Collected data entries
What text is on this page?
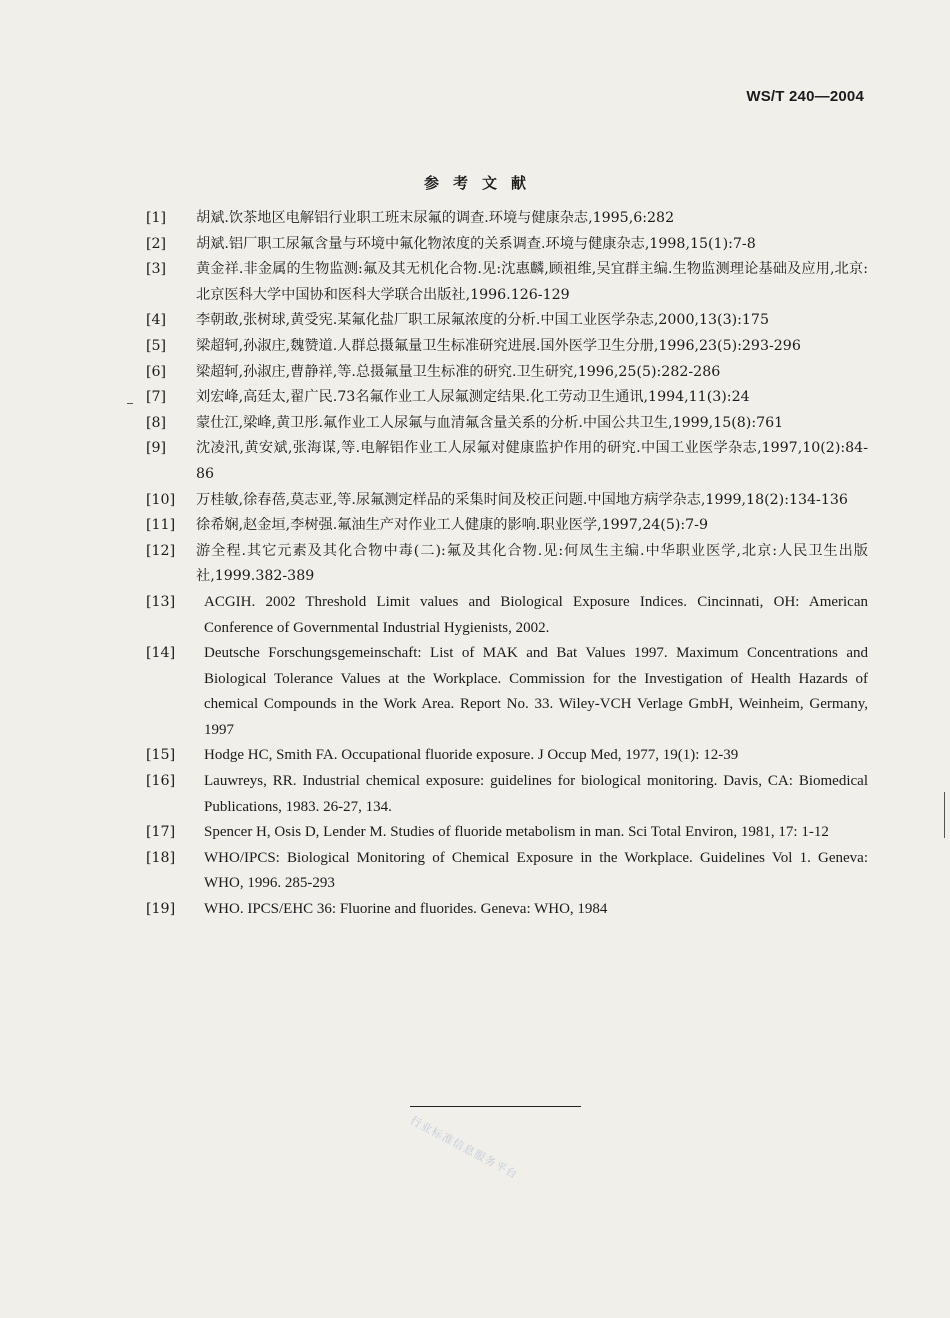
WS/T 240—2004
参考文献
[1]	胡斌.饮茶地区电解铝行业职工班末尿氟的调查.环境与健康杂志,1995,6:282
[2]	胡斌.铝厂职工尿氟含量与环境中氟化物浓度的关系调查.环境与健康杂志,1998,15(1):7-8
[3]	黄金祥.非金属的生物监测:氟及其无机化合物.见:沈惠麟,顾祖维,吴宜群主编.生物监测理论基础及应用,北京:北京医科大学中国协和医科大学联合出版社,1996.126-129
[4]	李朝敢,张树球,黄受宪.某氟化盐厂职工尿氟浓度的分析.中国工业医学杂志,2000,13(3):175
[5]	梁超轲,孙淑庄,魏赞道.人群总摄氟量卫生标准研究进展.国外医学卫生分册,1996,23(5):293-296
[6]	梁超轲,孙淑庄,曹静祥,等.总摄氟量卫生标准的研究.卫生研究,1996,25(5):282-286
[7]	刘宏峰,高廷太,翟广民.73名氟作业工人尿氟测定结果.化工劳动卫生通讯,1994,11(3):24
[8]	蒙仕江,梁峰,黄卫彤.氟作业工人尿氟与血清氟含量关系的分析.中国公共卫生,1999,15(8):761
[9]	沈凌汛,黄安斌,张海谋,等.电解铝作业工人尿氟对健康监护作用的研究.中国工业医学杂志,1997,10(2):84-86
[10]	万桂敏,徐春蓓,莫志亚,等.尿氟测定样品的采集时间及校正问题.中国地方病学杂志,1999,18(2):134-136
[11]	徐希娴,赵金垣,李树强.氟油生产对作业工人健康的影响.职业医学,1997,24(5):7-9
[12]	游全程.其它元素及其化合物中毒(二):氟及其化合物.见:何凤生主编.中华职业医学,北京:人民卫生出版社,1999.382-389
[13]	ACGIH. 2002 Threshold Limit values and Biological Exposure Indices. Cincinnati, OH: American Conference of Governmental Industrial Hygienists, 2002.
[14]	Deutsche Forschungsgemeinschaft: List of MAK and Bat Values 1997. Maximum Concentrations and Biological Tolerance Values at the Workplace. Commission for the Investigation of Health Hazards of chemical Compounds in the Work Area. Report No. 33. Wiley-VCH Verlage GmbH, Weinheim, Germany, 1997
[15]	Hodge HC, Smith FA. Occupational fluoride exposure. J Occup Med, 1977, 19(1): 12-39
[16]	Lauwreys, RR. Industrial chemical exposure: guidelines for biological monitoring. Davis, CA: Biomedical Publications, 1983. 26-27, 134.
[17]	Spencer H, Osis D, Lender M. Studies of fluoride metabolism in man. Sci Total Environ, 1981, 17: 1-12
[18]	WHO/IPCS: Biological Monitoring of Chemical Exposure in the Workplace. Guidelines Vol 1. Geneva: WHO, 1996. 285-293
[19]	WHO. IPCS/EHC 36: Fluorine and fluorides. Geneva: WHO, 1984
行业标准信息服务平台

---

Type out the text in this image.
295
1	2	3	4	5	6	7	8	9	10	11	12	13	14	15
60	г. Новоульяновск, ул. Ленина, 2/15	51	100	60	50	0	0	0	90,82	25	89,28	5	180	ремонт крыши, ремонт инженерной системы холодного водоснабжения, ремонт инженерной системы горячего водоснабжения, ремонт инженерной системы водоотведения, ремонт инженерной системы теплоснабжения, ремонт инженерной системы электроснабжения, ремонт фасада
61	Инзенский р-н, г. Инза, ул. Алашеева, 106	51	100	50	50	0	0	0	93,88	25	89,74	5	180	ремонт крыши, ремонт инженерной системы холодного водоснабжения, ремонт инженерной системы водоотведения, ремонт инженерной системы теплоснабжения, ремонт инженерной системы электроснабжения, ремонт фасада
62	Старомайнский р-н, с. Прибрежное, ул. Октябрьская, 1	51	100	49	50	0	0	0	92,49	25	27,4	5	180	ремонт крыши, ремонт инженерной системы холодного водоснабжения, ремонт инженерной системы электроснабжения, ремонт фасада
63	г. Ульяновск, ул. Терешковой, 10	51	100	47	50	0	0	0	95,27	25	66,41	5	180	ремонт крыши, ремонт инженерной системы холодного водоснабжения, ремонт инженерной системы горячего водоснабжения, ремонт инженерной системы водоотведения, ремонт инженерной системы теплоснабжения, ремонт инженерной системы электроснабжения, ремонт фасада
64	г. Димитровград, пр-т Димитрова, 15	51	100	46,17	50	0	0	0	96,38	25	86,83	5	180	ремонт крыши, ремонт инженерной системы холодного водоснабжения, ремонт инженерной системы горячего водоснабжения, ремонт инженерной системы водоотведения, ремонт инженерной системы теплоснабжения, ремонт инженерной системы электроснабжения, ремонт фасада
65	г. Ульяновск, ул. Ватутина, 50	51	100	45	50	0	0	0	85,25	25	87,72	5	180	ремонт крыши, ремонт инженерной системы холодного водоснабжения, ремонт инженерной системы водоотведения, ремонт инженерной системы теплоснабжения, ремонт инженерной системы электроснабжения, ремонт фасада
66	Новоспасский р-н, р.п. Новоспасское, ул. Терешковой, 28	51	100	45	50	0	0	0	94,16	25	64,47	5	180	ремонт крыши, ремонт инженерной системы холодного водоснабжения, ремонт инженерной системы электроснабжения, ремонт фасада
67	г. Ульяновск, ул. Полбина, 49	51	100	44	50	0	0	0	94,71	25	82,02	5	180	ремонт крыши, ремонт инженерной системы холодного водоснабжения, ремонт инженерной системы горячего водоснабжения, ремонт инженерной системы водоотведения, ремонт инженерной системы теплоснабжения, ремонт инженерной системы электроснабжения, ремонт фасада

Prompt: Say how many lines in the records contain the string "this", and say nothing else.

Exercise output: 2